═══ TASK MATERIAL

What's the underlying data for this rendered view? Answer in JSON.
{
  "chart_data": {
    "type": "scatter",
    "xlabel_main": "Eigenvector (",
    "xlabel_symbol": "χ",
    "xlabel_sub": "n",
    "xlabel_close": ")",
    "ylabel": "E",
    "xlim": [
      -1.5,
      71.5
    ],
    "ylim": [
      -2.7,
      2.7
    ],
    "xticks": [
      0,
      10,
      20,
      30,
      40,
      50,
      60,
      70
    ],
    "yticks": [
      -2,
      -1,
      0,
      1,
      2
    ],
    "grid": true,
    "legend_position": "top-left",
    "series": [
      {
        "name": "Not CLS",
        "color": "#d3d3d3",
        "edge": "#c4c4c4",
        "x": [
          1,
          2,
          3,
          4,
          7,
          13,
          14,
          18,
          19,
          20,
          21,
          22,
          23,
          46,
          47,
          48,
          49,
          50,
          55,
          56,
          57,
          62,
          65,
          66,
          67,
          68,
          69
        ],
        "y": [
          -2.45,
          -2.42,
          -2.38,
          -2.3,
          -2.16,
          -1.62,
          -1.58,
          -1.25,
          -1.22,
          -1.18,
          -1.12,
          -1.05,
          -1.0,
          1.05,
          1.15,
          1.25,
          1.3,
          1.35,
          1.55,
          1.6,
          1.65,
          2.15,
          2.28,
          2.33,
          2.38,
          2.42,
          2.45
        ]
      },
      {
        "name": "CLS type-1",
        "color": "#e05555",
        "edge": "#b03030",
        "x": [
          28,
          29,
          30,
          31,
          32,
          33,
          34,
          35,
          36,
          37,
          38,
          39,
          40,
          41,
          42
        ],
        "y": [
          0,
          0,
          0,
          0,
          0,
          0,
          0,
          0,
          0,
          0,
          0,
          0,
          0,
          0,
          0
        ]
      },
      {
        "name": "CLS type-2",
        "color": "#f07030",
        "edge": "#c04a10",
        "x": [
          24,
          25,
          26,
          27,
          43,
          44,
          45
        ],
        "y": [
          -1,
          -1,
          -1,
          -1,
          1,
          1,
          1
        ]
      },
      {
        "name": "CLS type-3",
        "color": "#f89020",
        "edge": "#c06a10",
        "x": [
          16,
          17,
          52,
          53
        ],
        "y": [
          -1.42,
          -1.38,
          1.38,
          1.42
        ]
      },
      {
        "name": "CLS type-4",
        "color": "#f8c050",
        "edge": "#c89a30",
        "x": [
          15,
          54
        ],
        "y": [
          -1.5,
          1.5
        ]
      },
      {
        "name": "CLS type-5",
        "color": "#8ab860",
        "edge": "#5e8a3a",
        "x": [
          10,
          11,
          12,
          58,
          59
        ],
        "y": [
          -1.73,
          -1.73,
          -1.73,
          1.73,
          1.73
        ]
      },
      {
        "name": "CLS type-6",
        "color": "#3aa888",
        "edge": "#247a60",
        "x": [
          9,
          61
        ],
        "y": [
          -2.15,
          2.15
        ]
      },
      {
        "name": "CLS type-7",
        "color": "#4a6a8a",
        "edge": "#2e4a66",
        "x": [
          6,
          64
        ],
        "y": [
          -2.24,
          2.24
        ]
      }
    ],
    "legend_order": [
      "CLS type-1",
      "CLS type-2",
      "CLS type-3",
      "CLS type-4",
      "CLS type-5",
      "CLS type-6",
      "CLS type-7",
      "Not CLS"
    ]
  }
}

══════

SHORT TASK
Reproduce all of the records exactly.

TASK RESULT
What's the underlying data for this rendered view? Answer in JSON.
{
  "chart_data": {
    "type": "scatter",
    "xlabel_main": "Eigenvector (",
    "xlabel_symbol": "χ",
    "xlabel_sub": "n",
    "xlabel_close": ")",
    "ylabel": "E",
    "xlim": [
      -1.5,
      71.5
    ],
    "ylim": [
      -2.7,
      2.7
    ],
    "xticks": [
      0,
      10,
      20,
      30,
      40,
      50,
      60,
      70
    ],
    "yticks": [
      -2,
      -1,
      0,
      1,
      2
    ],
    "grid": true,
    "legend_position": "top-left",
    "series": [
      {
        "name": "Not CLS",
        "color": "#d3d3d3",
        "edge": "#c4c4c4",
        "x": [
          1,
          2,
          3,
          4,
          7,
          13,
          14,
          18,
          19,
          20,
          21,
          22,
          23,
          46,
          47,
          48,
          49,
          50,
          55,
          56,
          57,
          62,
          65,
          66,
          67,
          68,
          69
        ],
        "y": [
          -2.45,
          -2.42,
          -2.38,
          -2.3,
          -2.16,
          -1.62,
          -1.58,
          -1.25,
          -1.22,
          -1.18,
          -1.12,
          -1.05,
          -1.0,
          1.05,
          1.15,
          1.25,
          1.3,
          1.35,
          1.55,
          1.6,
          1.65,
          2.15,
          2.28,
          2.33,
          2.38,
          2.42,
          2.45
        ]
      },
      {
        "name": "CLS type-1",
        "color": "#e05555",
        "edge": "#b03030",
        "x": [
          28,
          29,
          30,
          31,
          32,
          33,
          34,
          35,
          36,
          37,
          38,
          39,
          40,
          41,
          42
        ],
        "y": [
          0,
          0,
          0,
          0,
          0,
          0,
          0,
          0,
          0,
          0,
          0,
          0,
          0,
          0,
          0
        ]
      },
      {
        "name": "CLS type-2",
        "color": "#f07030",
        "edge": "#c04a10",
        "x": [
          24,
          25,
          26,
          27,
          43,
          44,
          45
        ],
        "y": [
          -1,
          -1,
          -1,
          -1,
          1,
          1,
          1
        ]
      },
      {
        "name": "CLS type-3",
        "color": "#f89020",
        "edge": "#c06a10",
        "x": [
          16,
          17,
          52,
          53
        ],
        "y": [
          -1.42,
          -1.38,
          1.38,
          1.42
        ]
      },
      {
        "name": "CLS type-4",
        "color": "#f8c050",
        "edge": "#c89a30",
        "x": [
          15,
          54
        ],
        "y": [
          -1.5,
          1.5
        ]
      },
      {
        "name": "CLS type-5",
        "color": "#8ab860",
        "edge": "#5e8a3a",
        "x": [
          10,
          11,
          12,
          58,
          59
        ],
        "y": [
          -1.73,
          -1.73,
          -1.73,
          1.73,
          1.73
        ]
      },
      {
        "name": "CLS type-6",
        "color": "#3aa888",
        "edge": "#247a60",
        "x": [
          9,
          61
        ],
        "y": [
          -2.15,
          2.15
        ]
      },
      {
        "name": "CLS type-7",
        "color": "#4a6a8a",
        "edge": "#2e4a66",
        "x": [
          6,
          64
        ],
        "y": [
          -2.24,
          2.24
        ]
      }
    ],
    "legend_order": [
      "CLS type-1",
      "CLS type-2",
      "CLS type-3",
      "CLS type-4",
      "CLS type-5",
      "CLS type-6",
      "CLS type-7",
      "Not CLS"
    ]
  }
}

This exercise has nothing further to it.